→ What you have to do: With the images removed, repeat the data below exactly.

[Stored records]
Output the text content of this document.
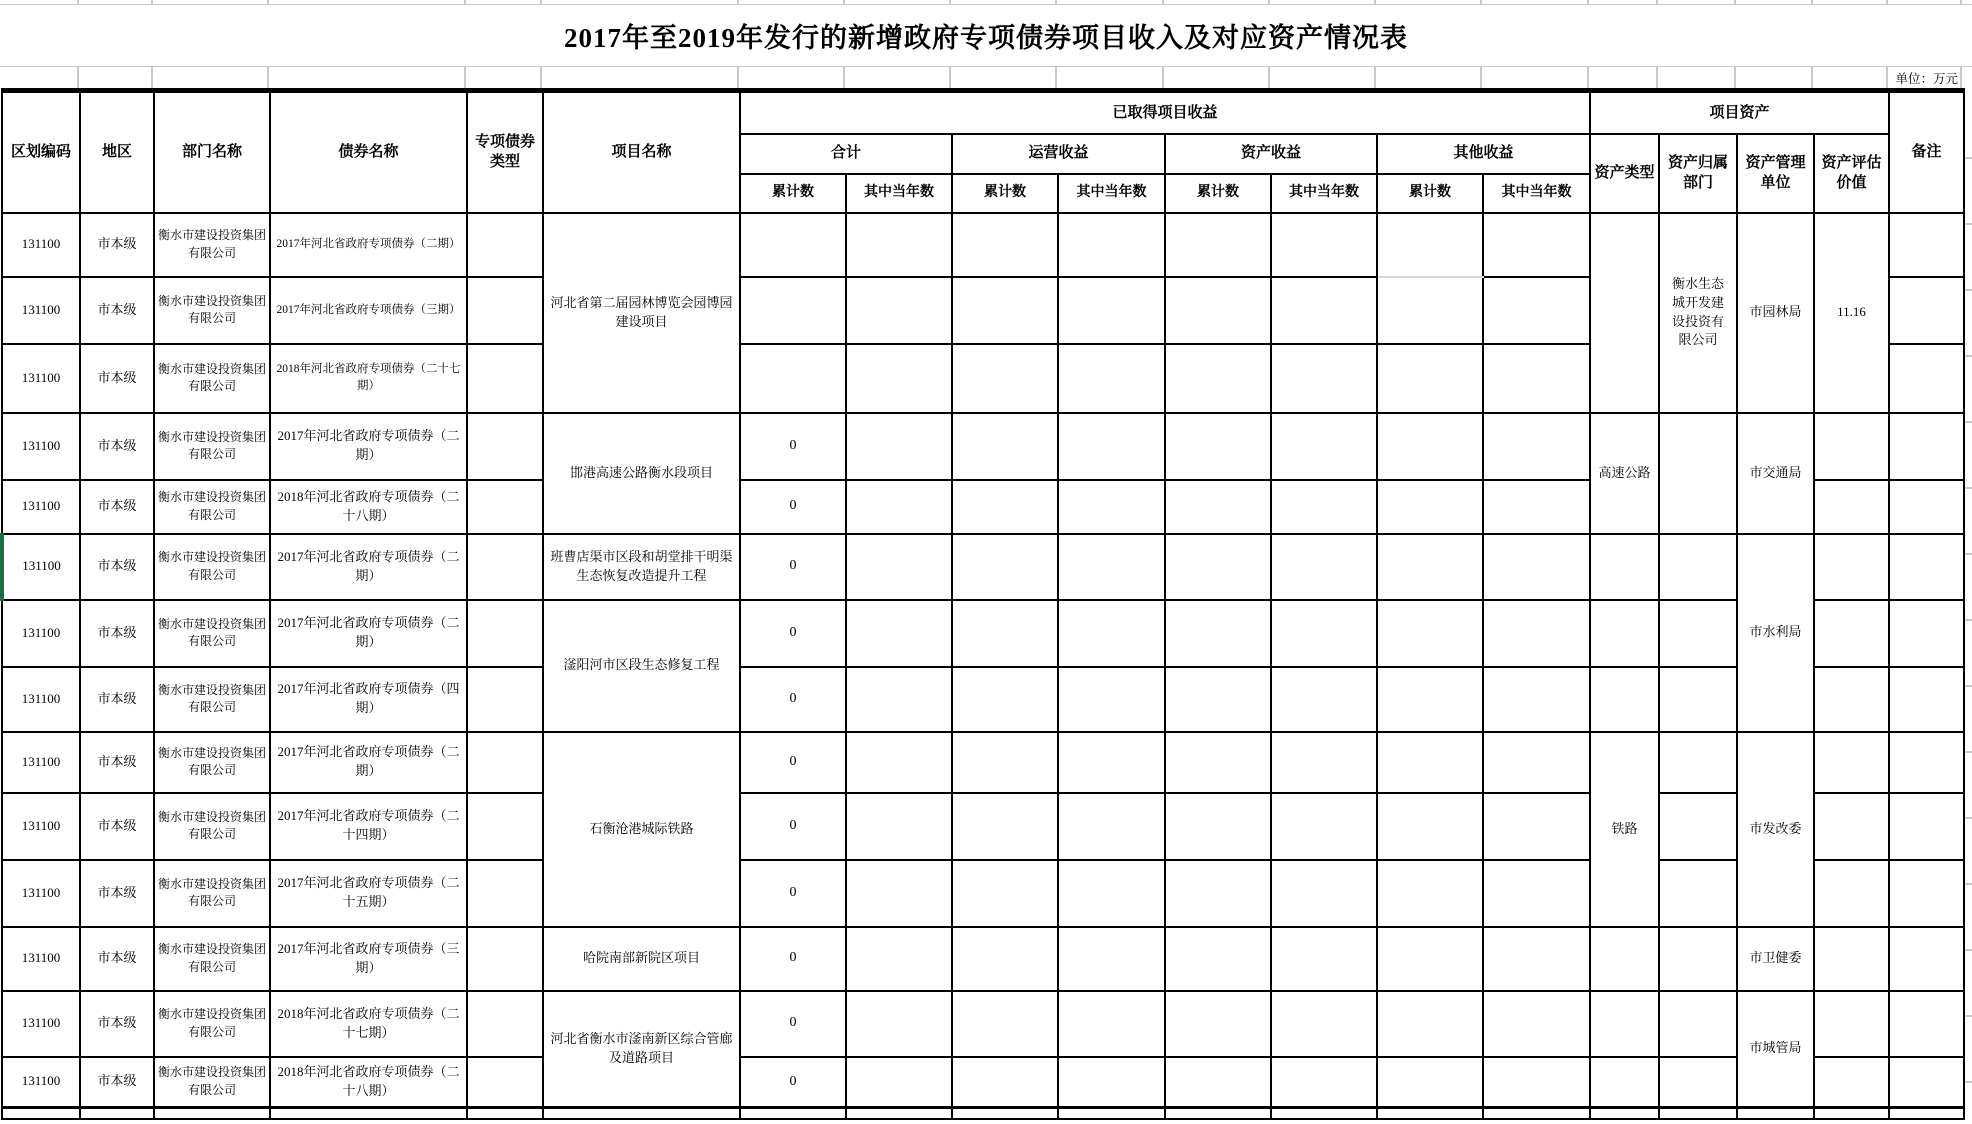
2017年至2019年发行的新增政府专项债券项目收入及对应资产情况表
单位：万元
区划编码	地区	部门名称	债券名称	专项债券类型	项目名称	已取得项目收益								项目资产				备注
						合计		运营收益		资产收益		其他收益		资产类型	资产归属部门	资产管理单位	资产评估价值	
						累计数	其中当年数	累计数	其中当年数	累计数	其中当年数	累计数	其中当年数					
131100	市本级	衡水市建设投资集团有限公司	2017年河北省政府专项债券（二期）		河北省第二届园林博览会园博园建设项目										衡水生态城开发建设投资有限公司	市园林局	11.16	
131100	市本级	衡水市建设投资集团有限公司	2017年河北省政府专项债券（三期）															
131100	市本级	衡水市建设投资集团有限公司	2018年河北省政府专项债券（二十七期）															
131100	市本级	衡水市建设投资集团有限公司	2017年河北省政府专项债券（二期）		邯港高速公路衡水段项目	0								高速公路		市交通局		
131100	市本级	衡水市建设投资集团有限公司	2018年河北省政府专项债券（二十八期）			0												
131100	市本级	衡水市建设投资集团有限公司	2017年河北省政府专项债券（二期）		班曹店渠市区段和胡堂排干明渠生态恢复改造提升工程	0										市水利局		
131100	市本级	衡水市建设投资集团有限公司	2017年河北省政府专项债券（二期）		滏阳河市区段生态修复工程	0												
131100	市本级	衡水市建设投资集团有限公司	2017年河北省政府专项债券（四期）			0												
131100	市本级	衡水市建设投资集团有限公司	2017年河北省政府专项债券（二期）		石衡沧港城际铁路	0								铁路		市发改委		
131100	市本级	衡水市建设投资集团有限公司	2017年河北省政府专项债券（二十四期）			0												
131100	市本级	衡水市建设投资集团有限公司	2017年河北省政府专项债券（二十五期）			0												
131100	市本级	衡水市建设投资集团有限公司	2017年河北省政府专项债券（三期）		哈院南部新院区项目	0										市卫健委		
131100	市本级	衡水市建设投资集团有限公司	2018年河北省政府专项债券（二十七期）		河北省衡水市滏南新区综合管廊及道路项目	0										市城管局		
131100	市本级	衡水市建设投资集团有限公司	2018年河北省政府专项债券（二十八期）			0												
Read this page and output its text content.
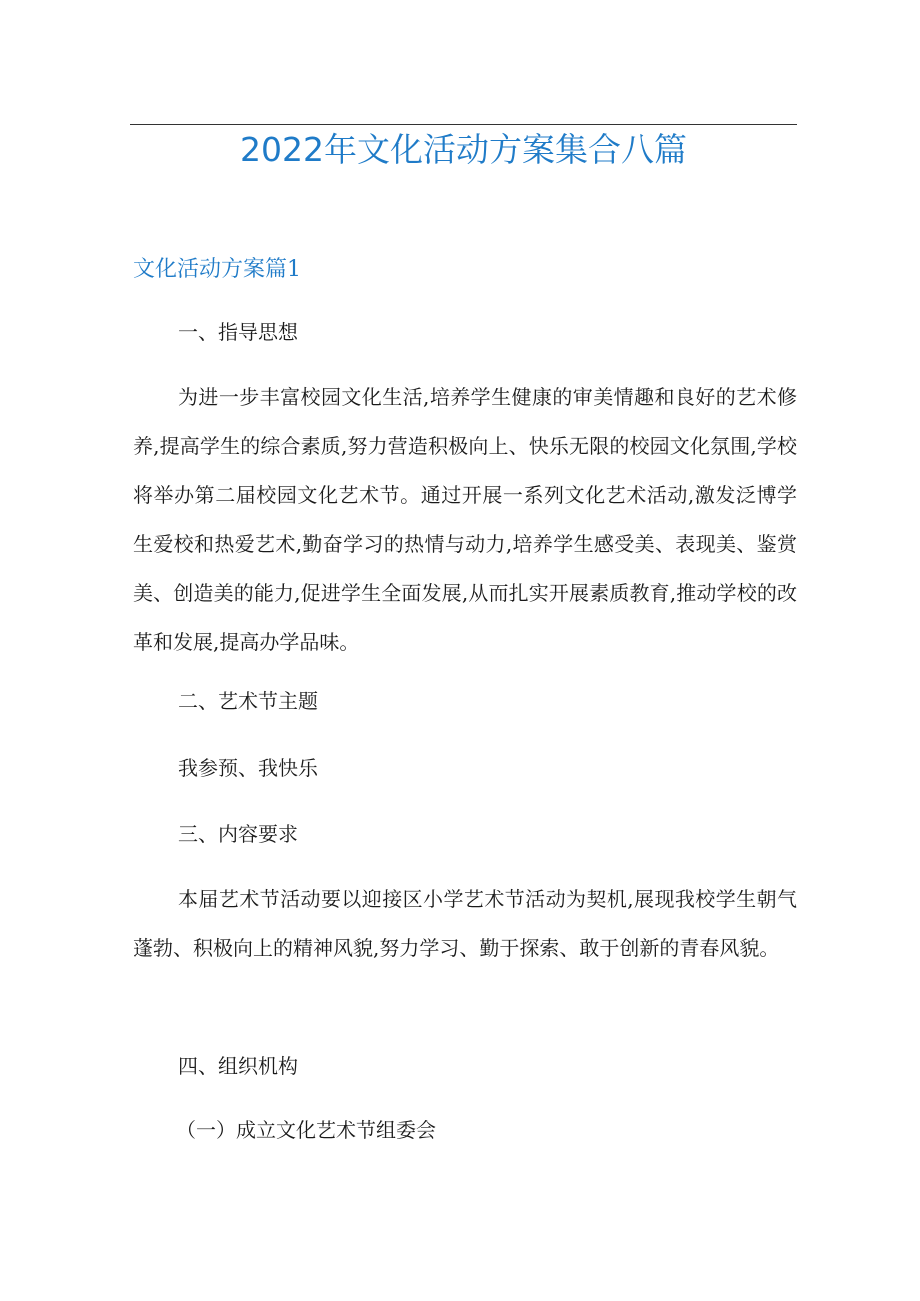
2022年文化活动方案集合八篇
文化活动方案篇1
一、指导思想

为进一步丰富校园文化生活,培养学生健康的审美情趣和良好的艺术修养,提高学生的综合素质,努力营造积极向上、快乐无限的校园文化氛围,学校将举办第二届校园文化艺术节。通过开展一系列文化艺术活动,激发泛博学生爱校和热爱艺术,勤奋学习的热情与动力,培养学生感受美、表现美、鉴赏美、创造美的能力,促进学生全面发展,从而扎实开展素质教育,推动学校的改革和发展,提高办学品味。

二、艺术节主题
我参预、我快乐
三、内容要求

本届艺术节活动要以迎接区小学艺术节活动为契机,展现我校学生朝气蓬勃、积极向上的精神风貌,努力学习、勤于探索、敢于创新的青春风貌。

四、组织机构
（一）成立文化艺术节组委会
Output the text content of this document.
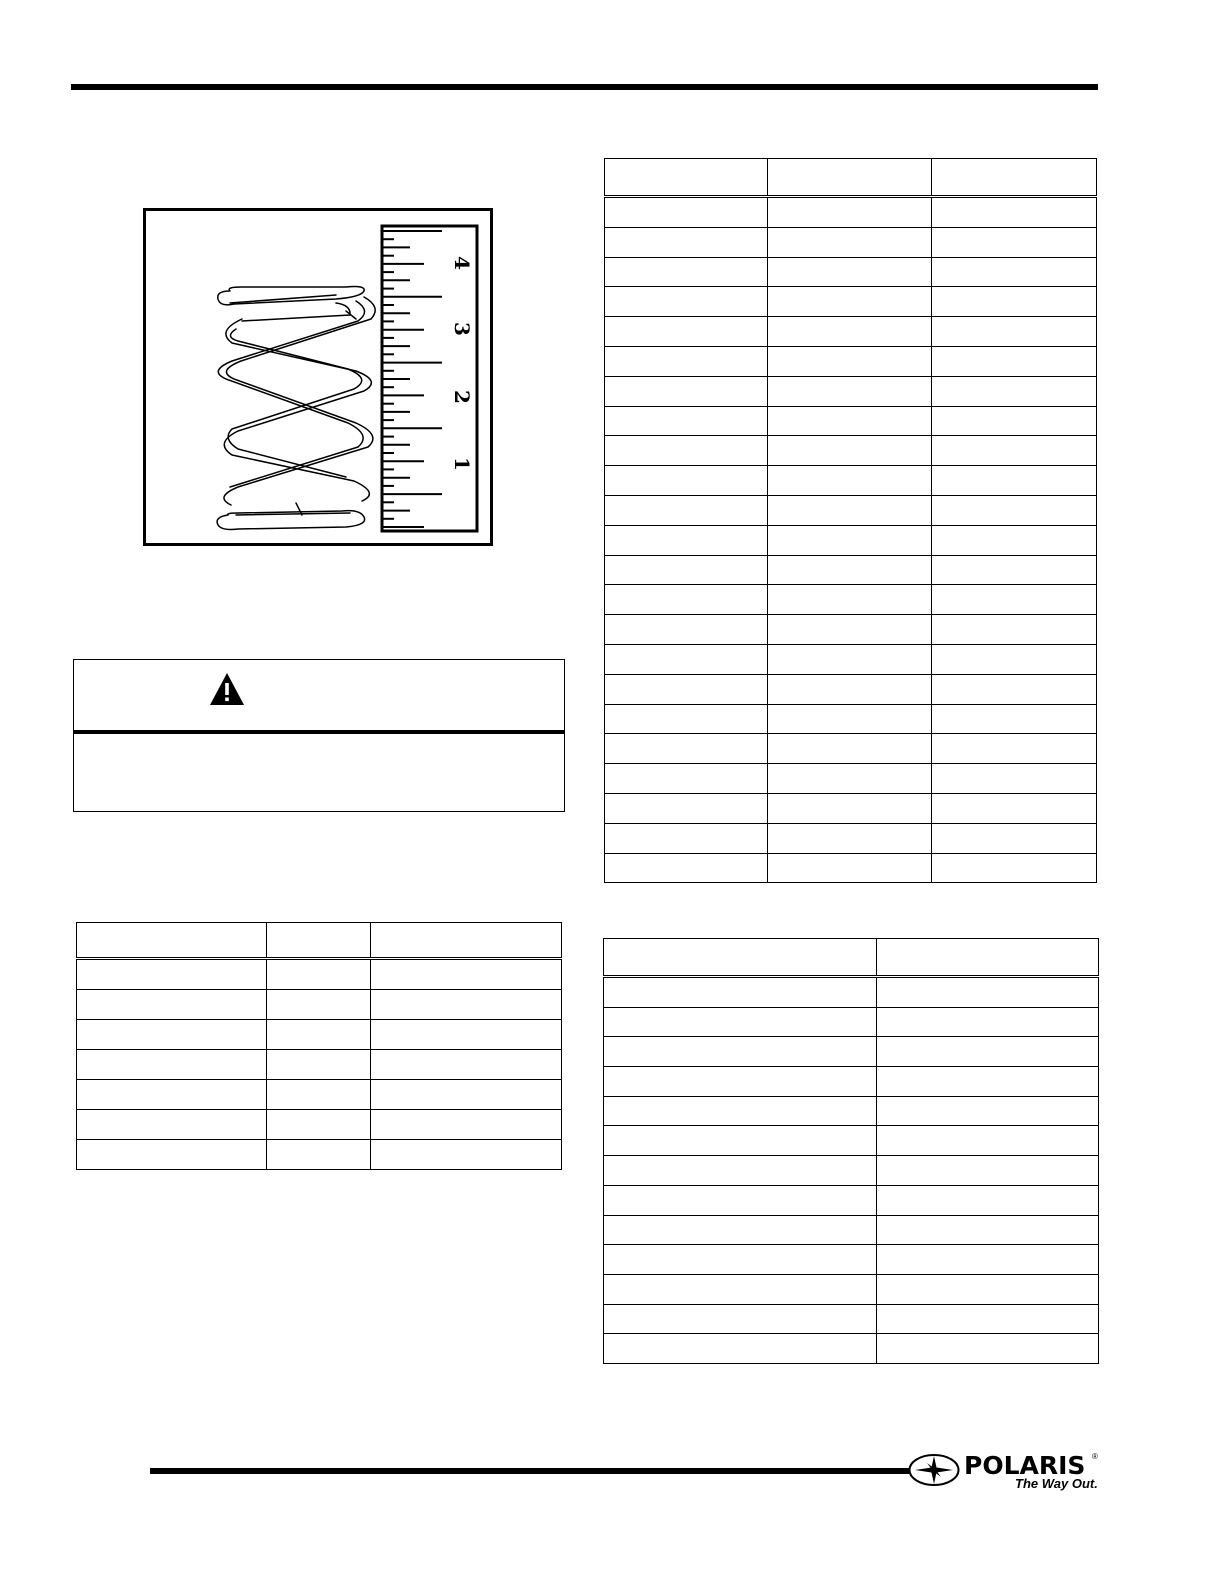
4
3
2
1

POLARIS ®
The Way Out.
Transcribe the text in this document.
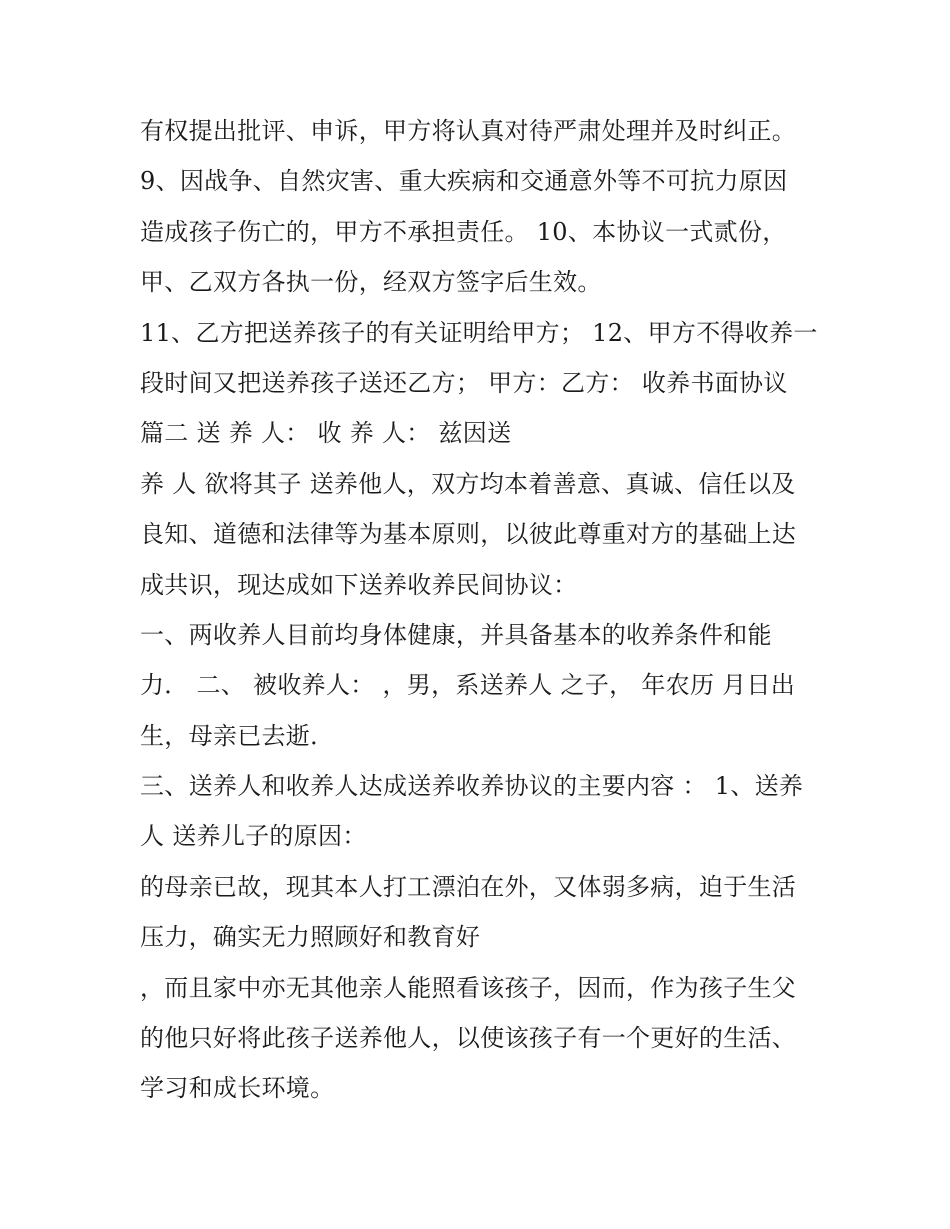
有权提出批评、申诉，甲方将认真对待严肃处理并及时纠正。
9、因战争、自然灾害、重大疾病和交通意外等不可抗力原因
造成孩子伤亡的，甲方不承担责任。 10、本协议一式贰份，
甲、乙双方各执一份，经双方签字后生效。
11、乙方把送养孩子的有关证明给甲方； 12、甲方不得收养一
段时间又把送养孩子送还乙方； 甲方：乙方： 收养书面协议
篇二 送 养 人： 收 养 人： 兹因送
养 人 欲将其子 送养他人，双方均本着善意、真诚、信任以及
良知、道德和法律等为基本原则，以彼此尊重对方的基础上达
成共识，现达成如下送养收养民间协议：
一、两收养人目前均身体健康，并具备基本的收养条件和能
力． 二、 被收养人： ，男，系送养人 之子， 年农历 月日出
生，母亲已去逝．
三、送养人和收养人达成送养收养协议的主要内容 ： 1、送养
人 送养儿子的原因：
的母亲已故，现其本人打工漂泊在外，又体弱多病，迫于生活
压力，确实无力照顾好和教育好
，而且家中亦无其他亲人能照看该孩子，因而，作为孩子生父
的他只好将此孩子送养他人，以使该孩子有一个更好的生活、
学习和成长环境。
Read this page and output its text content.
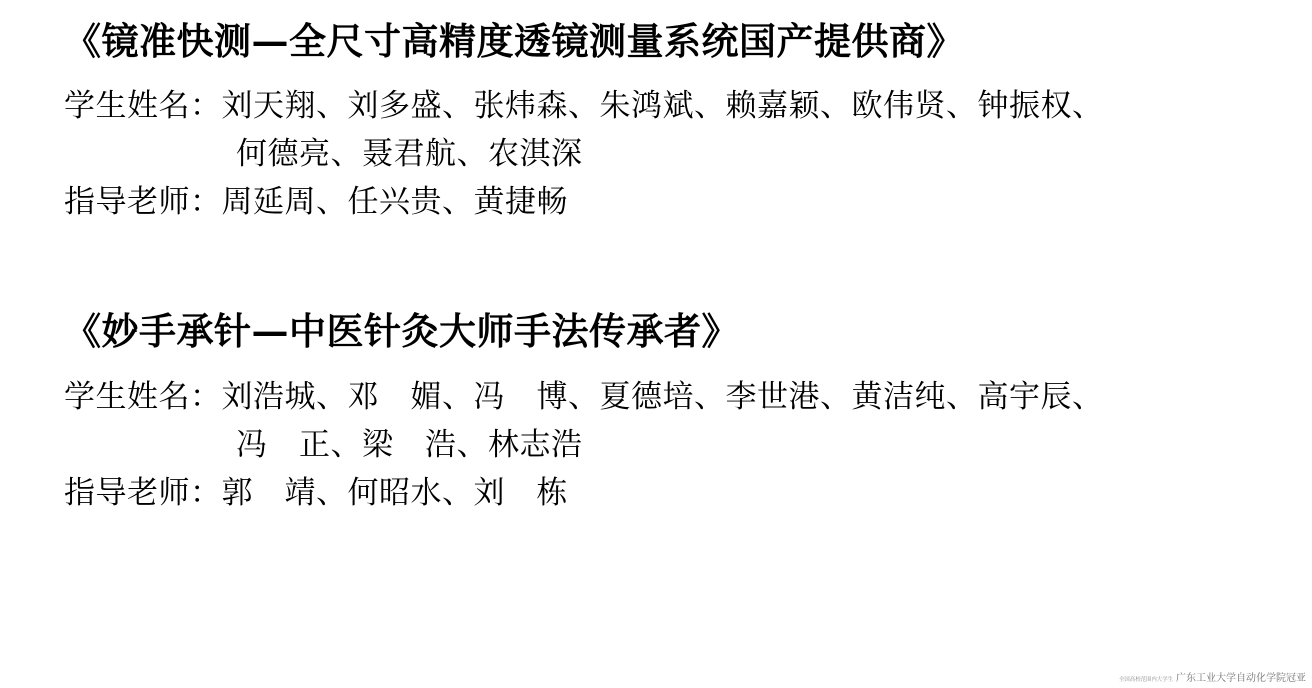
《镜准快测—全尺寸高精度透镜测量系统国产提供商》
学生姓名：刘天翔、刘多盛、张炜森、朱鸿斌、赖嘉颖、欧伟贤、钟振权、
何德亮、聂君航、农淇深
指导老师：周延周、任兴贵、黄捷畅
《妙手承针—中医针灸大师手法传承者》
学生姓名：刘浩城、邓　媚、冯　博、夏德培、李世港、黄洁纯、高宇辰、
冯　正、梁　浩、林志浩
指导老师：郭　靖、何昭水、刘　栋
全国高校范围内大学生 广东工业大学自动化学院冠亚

→ Task response:
Output the text content of this document.
2017年至2019年发行的新增政府专项债券项目收入及对应资产情况表
单位：万元
区划编码	地区	部门名称	债券名称	专项债券类型	项目名称	已取得项目收益								项目资产				备注
						合计		运营收益		资产收益		其他收益		资产类型	资产归属部门	资产管理单位	资产评估价值	
						累计数	其中当年数	累计数	其中当年数	累计数	其中当年数	累计数	其中当年数					
131100	市本级	衡水市建设投资集团有限公司	2017年河北省政府专项债券（二期）		河北省第二届园林博览会园博园建设项目										衡水生态城开发建设投资有限公司	市园林局	11.16	
131100	市本级	衡水市建设投资集团有限公司	2017年河北省政府专项债券（三期）															
131100	市本级	衡水市建设投资集团有限公司	2018年河北省政府专项债券（二十七期）															
131100	市本级	衡水市建设投资集团有限公司	2017年河北省政府专项债券（二期）		邯港高速公路衡水段项目	0								高速公路		市交通局		
131100	市本级	衡水市建设投资集团有限公司	2018年河北省政府专项债券（二十八期）			0												
131100	市本级	衡水市建设投资集团有限公司	2017年河北省政府专项债券（二期）		班曹店渠市区段和胡堂排干明渠生态恢复改造提升工程	0										市水利局		
131100	市本级	衡水市建设投资集团有限公司	2017年河北省政府专项债券（二期）		滏阳河市区段生态修复工程	0												
131100	市本级	衡水市建设投资集团有限公司	2017年河北省政府专项债券（四期）			0												
131100	市本级	衡水市建设投资集团有限公司	2017年河北省政府专项债券（二期）		石衡沧港城际铁路	0								铁路		市发改委		
131100	市本级	衡水市建设投资集团有限公司	2017年河北省政府专项债券（二十四期）			0												
131100	市本级	衡水市建设投资集团有限公司	2017年河北省政府专项债券（二十五期）			0												
131100	市本级	衡水市建设投资集团有限公司	2017年河北省政府专项债券（三期）		哈院南部新院区项目	0										市卫健委		
131100	市本级	衡水市建设投资集团有限公司	2018年河北省政府专项债券（二十七期）		河北省衡水市滏南新区综合管廊及道路项目	0										市城管局		
131100	市本级	衡水市建设投资集团有限公司	2018年河北省政府专项债券（二十八期）			0												
Read this page and output its text content.
2022年文化活动方案集合八篇
文化活动方案篇1
一、指导思想

为进一步丰富校园文化生活,培养学生健康的审美情趣和良好的艺术修养,提高学生的综合素质,努力营造积极向上、快乐无限的校园文化氛围,学校将举办第二届校园文化艺术节。通过开展一系列文化艺术活动,激发泛博学生爱校和热爱艺术,勤奋学习的热情与动力,培养学生感受美、表现美、鉴赏美、创造美的能力,促进学生全面发展,从而扎实开展素质教育,推动学校的改革和发展,提高办学品味。

二、艺术节主题
我参预、我快乐
三、内容要求

本届艺术节活动要以迎接区小学艺术节活动为契机,展现我校学生朝气蓬勃、积极向上的精神风貌,努力学习、勤于探索、敢于创新的青春风貌。

四、组织机构
（一）成立文化艺术节组委会
Output the text content of this document.
4
3
2
1

POLARIS ®
The Way Out.
Transcribe the text in this document.
有权提出批评、申诉，甲方将认真对待严肃处理并及时纠正。
9、因战争、自然灾害、重大疾病和交通意外等不可抗力原因
造成孩子伤亡的，甲方不承担责任。 10、本协议一式贰份，
甲、乙双方各执一份，经双方签字后生效。
11、乙方把送养孩子的有关证明给甲方； 12、甲方不得收养一
段时间又把送养孩子送还乙方； 甲方：乙方： 收养书面协议
篇二 送 养 人： 收 养 人： 兹因送
养 人 欲将其子 送养他人，双方均本着善意、真诚、信任以及
良知、道德和法律等为基本原则，以彼此尊重对方的基础上达
成共识，现达成如下送养收养民间协议：
一、两收养人目前均身体健康，并具备基本的收养条件和能
力． 二、 被收养人： ，男，系送养人 之子， 年农历 月日出
生，母亲已去逝．
三、送养人和收养人达成送养收养协议的主要内容 ： 1、送养
人 送养儿子的原因：
的母亲已故，现其本人打工漂泊在外，又体弱多病，迫于生活
压力，确实无力照顾好和教育好
，而且家中亦无其他亲人能照看该孩子，因而，作为孩子生父
的他只好将此孩子送养他人，以使该孩子有一个更好的生活、
学习和成长环境。
Read this page and output its text content.
《镜准快测—全尺寸高精度透镜测量系统国产提供商》
学生姓名：刘天翔、刘多盛、张炜森、朱鸿斌、赖嘉颖、欧伟贤、钟振权、
何德亮、聂君航、农淇深
指导老师：周延周、任兴贵、黄捷畅
《妙手承针—中医针灸大师手法传承者》
学生姓名：刘浩城、邓　媚、冯　博、夏德培、李世港、黄洁纯、高宇辰、
冯　正、梁　浩、林志浩
指导老师：郭　靖、何昭水、刘　栋
全国高校范围内大学生 广东工业大学自动化学院冠亚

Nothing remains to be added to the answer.